* _Written task_:
Select the lines that contain "військовополонених" and copy each of them.

## begin Data records

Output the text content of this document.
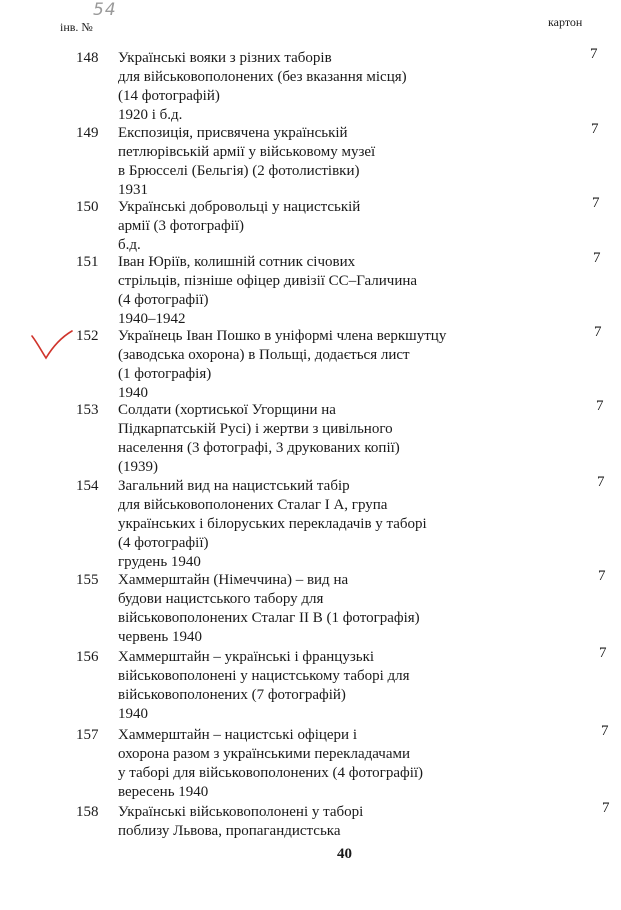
54
інв. №	картон
148	7
Українські вояки з різних таборів
для військовополонених (без вказання місця)
(14 фотографій)
1920 і б.д.
149	7
Експозиція, присвячена українській
петлюрівській армії у військовому музеї
в Брюсселі (Бельгія) (2 фотолистівки)
1931
150	7
Українські добровольці у нацистській
армії (3 фотографії)
б.д.
151	7
Іван Юріїв, колишній сотник січових
стрільців, пізніше офіцер дивізії СС–Галичина
(4 фотографії)
1940–1942
152	7
Українець Іван Пошко в уніформі члена веркшутцу
(заводська охорона) в Польщі, додається лист
(1 фотографія)
1940
153	7
Солдати (хортиської Угорщини на
Підкарпатській Русі) і жертви з цивільного
населення (3 фотографі, 3 друкованих копії)
(1939)
154	7
Загальний вид на нацистський табір
для військовополонених Сталаг І А, група
українських і білоруських перекладачів у таборі
(4 фотографії)
грудень 1940
155	7
Хаммерштайн (Німеччина) – вид на
будови нацистського табору для
військовополонених Сталаг ІІ В (1 фотографія)
червень 1940
156	7
Хаммерштайн – українські і французькі
військовополонені у нацистському таборі для
військовополонених (7 фотографій)
1940
157	7
Хаммерштайн – нацистські офіцери і
охорона разом з українськими перекладачами
у таборі для військовополонених (4 фотографії)
вересень 1940
158	7
Українські військовополонені у таборі
поблизу Львова, пропагандистська
40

## end Data records

* _Task solution_:
для військовополонених (без вказання місця)
для військовополонених Сталаг І А, група
військовополонених Сталаг ІІ В (1 фотографія)
військовополонених (7 фотографій)
у таборі для військовополонених (4 фотографії)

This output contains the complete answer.